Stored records
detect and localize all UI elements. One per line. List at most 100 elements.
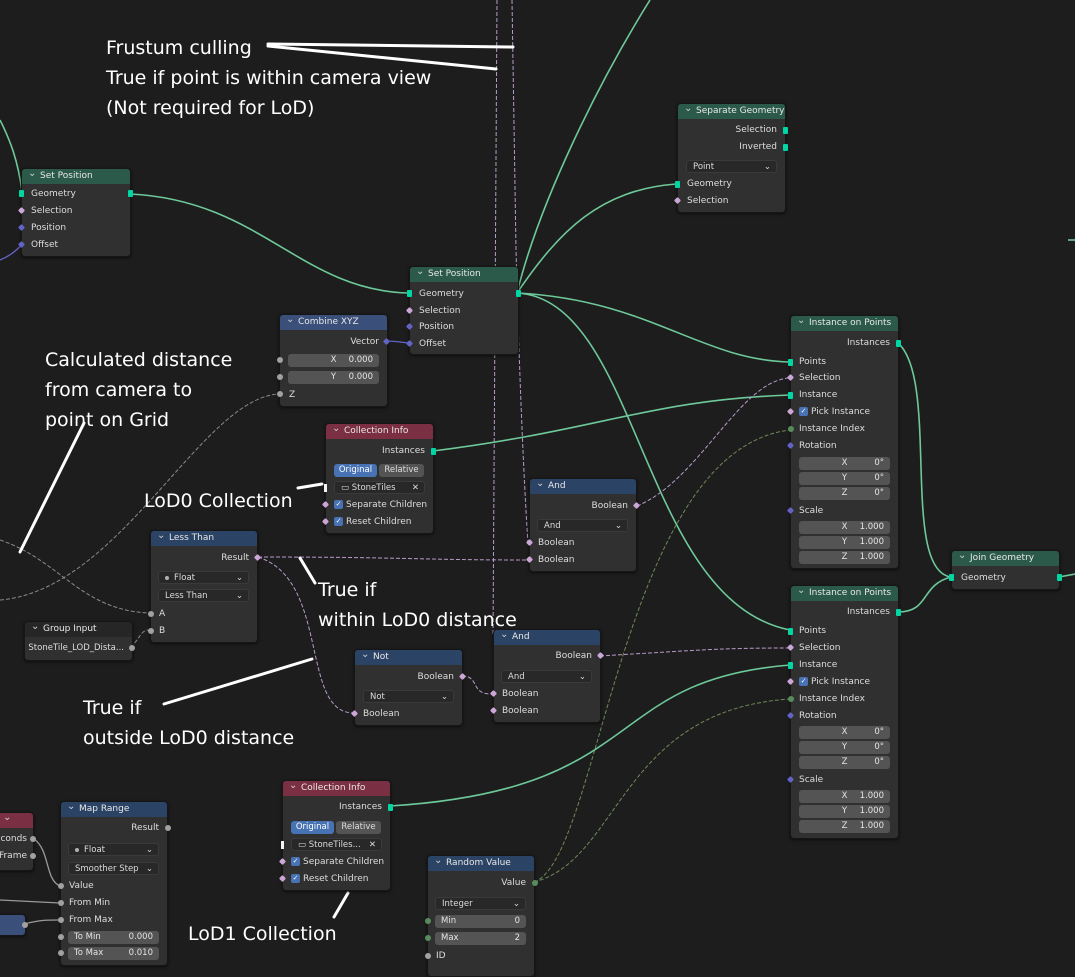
- domain-dropdown[interactable]: Point ⌄: [686, 160, 777, 173]
- node-partial-value[interactable]: [0, 914, 28, 936]
- socket-instances-out[interactable]: [431, 448, 436, 455]
- rotation-x-field[interactable]: X 0°: [799, 726, 890, 739]
- node-random-value[interactable]: Random Value Value Integer⌄ Min0 Max2 ID: [425, 855, 538, 977]
- y-field[interactable]: Y 0.000: [288, 371, 379, 384]
- socket-geometry-in[interactable]: [949, 574, 954, 581]
- scale-z-field[interactable]: Z 1.000: [799, 820, 890, 833]
- x-field[interactable]: X 0.000: [288, 354, 379, 367]
- relative-toggle[interactable]: Relative: [336, 821, 381, 834]
- socket-instance-in[interactable]: [788, 392, 793, 399]
- pick-instance-checkbox[interactable]: ✓ Pick Instance: [799, 675, 870, 689]
- type-dropdown[interactable]: Float ⌄: [68, 843, 159, 856]
- close-icon[interactable]: ✕: [369, 839, 376, 852]
- node-partial-left[interactable]: conds Frame: [0, 812, 36, 871]
- node-set-position-1[interactable]: Set Position Geometry Selection Position…: [17, 168, 133, 257]
- socket-from-min-in[interactable]: [58, 900, 64, 906]
- rotation-z-field[interactable]: Z 0°: [799, 756, 890, 769]
- scale-x-field[interactable]: X 1.000: [799, 521, 890, 534]
- node-header[interactable]: Less Than: [151, 531, 257, 546]
- separate-children-checkbox[interactable]: ✓ Separate Children: [334, 498, 427, 512]
- node-less-than[interactable]: Less Than Result Float⌄ Less Than⌄ A B: [148, 530, 262, 643]
- socket-selection-out[interactable]: [783, 127, 788, 134]
- node-header[interactable]: Instance on Points: [791, 316, 898, 331]
- collection-selector[interactable]: ▭ StoneTiles... ✕: [291, 838, 382, 851]
- socket-max-in[interactable]: [425, 935, 431, 941]
- interpolation-dropdown[interactable]: Smoother Step ⌄: [68, 862, 159, 875]
- type-dropdown[interactable]: Integer ⌄: [435, 897, 526, 910]
- type-dropdown[interactable]: Float ⌄: [158, 571, 249, 584]
- socket-value-out[interactable]: [532, 880, 538, 886]
- node-not[interactable]: Not Boolean Not⌄ Boolean: [350, 649, 467, 726]
- node-instance-on-points-1[interactable]: Instance on Points Instances Points Sele…: [786, 315, 901, 569]
- node-header[interactable]: Random Value: [428, 856, 534, 871]
- node-header[interactable]: Group Input: [25, 622, 132, 637]
- socket-to-max-in[interactable]: [58, 950, 64, 956]
- to-max-field[interactable]: To Max 0.010: [68, 947, 159, 960]
- socket-from-max-in[interactable]: [58, 917, 64, 923]
- socket-value-out[interactable]: [22, 922, 28, 928]
- node-header[interactable]: Combine XYZ: [280, 315, 387, 330]
- socket-instance-in[interactable]: [788, 662, 793, 669]
- rotation-y-field[interactable]: Y 0°: [799, 741, 890, 754]
- socket-inverted-out[interactable]: [783, 144, 788, 151]
- socket-y-in[interactable]: [277, 374, 283, 380]
- relative-toggle[interactable]: Relative: [379, 464, 424, 477]
- node-map-range[interactable]: Map Range Result Float⌄ Smoother Step⌄ V…: [58, 801, 171, 966]
- close-icon[interactable]: ✕: [412, 482, 419, 495]
- socket-instances-out[interactable]: [388, 804, 393, 811]
- node-instance-on-points-2[interactable]: Instance on Points Instances Points Sele…: [786, 585, 901, 839]
- original-toggle[interactable]: Original: [334, 464, 377, 477]
- socket-geometry-in[interactable]: [407, 290, 412, 297]
- socket-b-in[interactable]: [148, 628, 154, 634]
- socket-seconds-out[interactable]: [30, 836, 36, 842]
- reset-children-checkbox[interactable]: ✓ Reset Children: [334, 515, 411, 529]
- socket-z-in[interactable]: [277, 391, 283, 397]
- min-field[interactable]: Min 0: [435, 915, 526, 928]
- operation-dropdown[interactable]: And ⌄: [501, 670, 592, 683]
- node-group-input[interactable]: Group Input StoneTile_LOD_Dista...: [24, 621, 135, 661]
- operation-dropdown[interactable]: Less Than ⌄: [158, 589, 249, 602]
- node-header[interactable]: Set Position: [22, 169, 130, 184]
- socket-min-in[interactable]: [425, 918, 431, 924]
- socket-distance-out[interactable]: [129, 645, 135, 651]
- node-header[interactable]: Separate Geometry: [678, 104, 785, 119]
- node-header[interactable]: And: [530, 479, 636, 494]
- collection-selector[interactable]: ▭ StoneTiles ✕: [334, 481, 425, 494]
- reset-children-checkbox[interactable]: ✓ Reset Children: [291, 872, 368, 886]
- socket-points-in[interactable]: [788, 359, 793, 366]
- node-header[interactable]: [0, 813, 33, 828]
- node-join-geometry[interactable]: Join Geometry Geometry: [949, 550, 1062, 590]
- socket-geometry-out[interactable]: [516, 290, 521, 297]
- rotation-x-field[interactable]: X 0°: [799, 457, 890, 470]
- socket-index-in[interactable]: [788, 426, 794, 432]
- separate-children-checkbox[interactable]: ✓ Separate Children: [291, 855, 384, 869]
- node-and-2[interactable]: And Boolean And⌄ Boolean Boolean: [489, 629, 605, 723]
- socket-geometry-in[interactable]: [19, 190, 24, 197]
- scale-z-field[interactable]: Z 1.000: [799, 551, 890, 564]
- socket-instances-out[interactable]: [896, 609, 901, 616]
- scale-y-field[interactable]: Y 1.000: [799, 536, 890, 549]
- scale-y-field[interactable]: Y 1.000: [799, 805, 890, 818]
- node-header[interactable]: Collection Info: [326, 424, 433, 439]
- node-header[interactable]: Collection Info: [283, 781, 390, 796]
- node-header[interactable]: Join Geometry: [952, 551, 1059, 566]
- node-collection-info-2[interactable]: Collection Info Instances Original Relat…: [278, 780, 393, 891]
- node-combine-xyz[interactable]: Combine XYZ Vector X0.000 Y0.000 Z: [277, 314, 391, 407]
- node-collection-info-1[interactable]: Collection Info Instances Original Relat…: [321, 423, 436, 534]
- operation-dropdown[interactable]: Not ⌄: [363, 690, 454, 703]
- node-separate-geometry[interactable]: Separate Geometry Selection Inverted Poi…: [673, 103, 788, 213]
- pick-instance-checkbox[interactable]: ✓ Pick Instance: [799, 405, 870, 419]
- socket-id-in[interactable]: [425, 953, 431, 959]
- node-header[interactable]: Not: [355, 650, 462, 665]
- socket-frame-out[interactable]: [30, 853, 36, 859]
- socket-index-in[interactable]: [788, 696, 794, 702]
- to-min-field[interactable]: To Min 0.000: [68, 931, 159, 944]
- node-header[interactable]: Set Position: [410, 267, 518, 282]
- socket-points-in[interactable]: [788, 628, 793, 635]
- socket-instances-out[interactable]: [896, 340, 901, 347]
- socket-result-out[interactable]: [165, 825, 171, 831]
- node-header[interactable]: And: [494, 630, 600, 645]
- socket-geometry-in[interactable]: [675, 181, 680, 188]
- socket-collection-in[interactable]: [281, 841, 284, 849]
- node-header[interactable]: Map Range: [61, 802, 167, 817]
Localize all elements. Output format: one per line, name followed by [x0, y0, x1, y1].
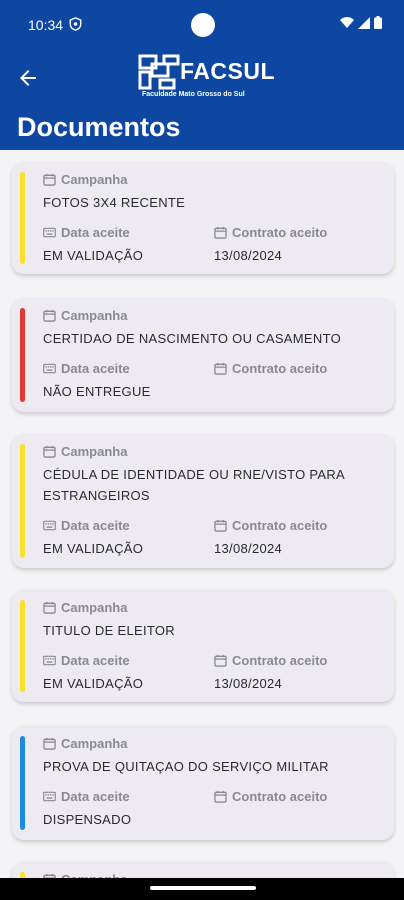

* _DIRECTIONS_
Copy all of the stored records above word for word, leaving out the pictures.

* _FINAL ANSWER_
detect and localize all UI elements. One per line. List at most 100 elements.
- domain-dropdown[interactable]: Point ⌄: [686, 160, 777, 173]
- node-partial-value[interactable]: [0, 914, 28, 936]
- socket-instances-out[interactable]: [431, 448, 436, 455]
- rotation-x-field[interactable]: X 0°: [799, 726, 890, 739]
- node-random-value[interactable]: Random Value Value Integer⌄ Min0 Max2 ID: [425, 855, 538, 977]
- y-field[interactable]: Y 0.000: [288, 371, 379, 384]
- socket-geometry-in[interactable]: [949, 574, 954, 581]
- scale-z-field[interactable]: Z 1.000: [799, 820, 890, 833]
- x-field[interactable]: X 0.000: [288, 354, 379, 367]
- relative-toggle[interactable]: Relative: [336, 821, 381, 834]
- socket-instance-in[interactable]: [788, 392, 793, 399]
- pick-instance-checkbox[interactable]: ✓ Pick Instance: [799, 675, 870, 689]
- type-dropdown[interactable]: Float ⌄: [68, 843, 159, 856]
- close-icon[interactable]: ✕: [369, 839, 376, 852]
- node-partial-left[interactable]: conds Frame: [0, 812, 36, 871]
- node-set-position-1[interactable]: Set Position Geometry Selection Position…: [17, 168, 133, 257]
- socket-from-min-in[interactable]: [58, 900, 64, 906]
- rotation-z-field[interactable]: Z 0°: [799, 756, 890, 769]
- scale-x-field[interactable]: X 1.000: [799, 521, 890, 534]
- node-header[interactable]: Less Than: [151, 531, 257, 546]
- separate-children-checkbox[interactable]: ✓ Separate Children: [334, 498, 427, 512]
- node-less-than[interactable]: Less Than Result Float⌄ Less Than⌄ A B: [148, 530, 262, 643]
- socket-selection-out[interactable]: [783, 127, 788, 134]
- node-header[interactable]: Instance on Points: [791, 316, 898, 331]
- collection-selector[interactable]: ▭ StoneTiles... ✕: [291, 838, 382, 851]
- socket-max-in[interactable]: [425, 935, 431, 941]
- interpolation-dropdown[interactable]: Smoother Step ⌄: [68, 862, 159, 875]
- type-dropdown[interactable]: Integer ⌄: [435, 897, 526, 910]
- type-dropdown[interactable]: Float ⌄: [158, 571, 249, 584]
- socket-value-out[interactable]: [532, 880, 538, 886]
- node-not[interactable]: Not Boolean Not⌄ Boolean: [350, 649, 467, 726]
- node-instance-on-points-1[interactable]: Instance on Points Instances Points Sele…: [786, 315, 901, 569]
- node-header[interactable]: Random Value: [428, 856, 534, 871]
- node-header[interactable]: Group Input: [25, 622, 132, 637]
- socket-to-max-in[interactable]: [58, 950, 64, 956]
- to-max-field[interactable]: To Max 0.010: [68, 947, 159, 960]
- socket-from-max-in[interactable]: [58, 917, 64, 923]
- socket-value-out[interactable]: [22, 922, 28, 928]
- node-header[interactable]: Combine XYZ: [280, 315, 387, 330]
- socket-instance-in[interactable]: [788, 662, 793, 669]
- rotation-y-field[interactable]: Y 0°: [799, 741, 890, 754]
- socket-inverted-out[interactable]: [783, 144, 788, 151]
- socket-y-in[interactable]: [277, 374, 283, 380]
- relative-toggle[interactable]: Relative: [379, 464, 424, 477]
- node-map-range[interactable]: Map Range Result Float⌄ Smoother Step⌄ V…: [58, 801, 171, 966]
- close-icon[interactable]: ✕: [412, 482, 419, 495]
- socket-instances-out[interactable]: [388, 804, 393, 811]
- node-instance-on-points-2[interactable]: Instance on Points Instances Points Sele…: [786, 585, 901, 839]
- original-toggle[interactable]: Original: [334, 464, 377, 477]
- socket-geometry-in[interactable]: [407, 290, 412, 297]
- socket-b-in[interactable]: [148, 628, 154, 634]
- socket-seconds-out[interactable]: [30, 836, 36, 842]
- reset-children-checkbox[interactable]: ✓ Reset Children: [334, 515, 411, 529]
- socket-z-in[interactable]: [277, 391, 283, 397]
- min-field[interactable]: Min 0: [435, 915, 526, 928]
- operation-dropdown[interactable]: And ⌄: [501, 670, 592, 683]
- node-group-input[interactable]: Group Input StoneTile_LOD_Dista...: [24, 621, 135, 661]
- operation-dropdown[interactable]: Less Than ⌄: [158, 589, 249, 602]
- node-header[interactable]: Set Position: [22, 169, 130, 184]
- socket-min-in[interactable]: [425, 918, 431, 924]
- socket-distance-out[interactable]: [129, 645, 135, 651]
- node-header[interactable]: Separate Geometry: [678, 104, 785, 119]
- node-header[interactable]: And: [530, 479, 636, 494]
- collection-selector[interactable]: ▭ StoneTiles ✕: [334, 481, 425, 494]
- reset-children-checkbox[interactable]: ✓ Reset Children: [291, 872, 368, 886]
- socket-points-in[interactable]: [788, 359, 793, 366]
- node-header[interactable]: [0, 813, 33, 828]
- node-join-geometry[interactable]: Join Geometry Geometry: [949, 550, 1062, 590]
- socket-geometry-out[interactable]: [516, 290, 521, 297]
- rotation-x-field[interactable]: X 0°: [799, 457, 890, 470]
- socket-index-in[interactable]: [788, 426, 794, 432]
- separate-children-checkbox[interactable]: ✓ Separate Children: [291, 855, 384, 869]
- node-and-2[interactable]: And Boolean And⌄ Boolean Boolean: [489, 629, 605, 723]
- socket-geometry-in[interactable]: [19, 190, 24, 197]
- scale-z-field[interactable]: Z 1.000: [799, 551, 890, 564]
- socket-instances-out[interactable]: [896, 609, 901, 616]
- scale-y-field[interactable]: Y 1.000: [799, 536, 890, 549]
- scale-y-field[interactable]: Y 1.000: [799, 805, 890, 818]
- node-header[interactable]: Collection Info: [326, 424, 433, 439]
- node-header[interactable]: Collection Info: [283, 781, 390, 796]
- node-header[interactable]: Join Geometry: [952, 551, 1059, 566]
- node-collection-info-2[interactable]: Collection Info Instances Original Relat…: [278, 780, 393, 891]
- node-combine-xyz[interactable]: Combine XYZ Vector X0.000 Y0.000 Z: [277, 314, 391, 407]
- node-collection-info-1[interactable]: Collection Info Instances Original Relat…: [321, 423, 436, 534]
- operation-dropdown[interactable]: Not ⌄: [363, 690, 454, 703]
- node-separate-geometry[interactable]: Separate Geometry Selection Inverted Poi…: [673, 103, 788, 213]
- pick-instance-checkbox[interactable]: ✓ Pick Instance: [799, 405, 870, 419]
- socket-id-in[interactable]: [425, 953, 431, 959]
- node-header[interactable]: Not: [355, 650, 462, 665]
- socket-frame-out[interactable]: [30, 853, 36, 859]
- socket-index-in[interactable]: [788, 696, 794, 702]
- to-min-field[interactable]: To Min 0.000: [68, 931, 159, 944]
- node-header[interactable]: Set Position: [410, 267, 518, 282]
- socket-points-in[interactable]: [788, 628, 793, 635]
- socket-instances-out[interactable]: [896, 340, 901, 347]
- socket-result-out[interactable]: [165, 825, 171, 831]
- node-header[interactable]: And: [494, 630, 600, 645]
- socket-geometry-in[interactable]: [675, 181, 680, 188]
- socket-collection-in[interactable]: [281, 841, 284, 849]
- node-header[interactable]: Map Range: [61, 802, 167, 817]
Localize all elements. Output format: one per line, name followed by [x0, y0, x1, y1].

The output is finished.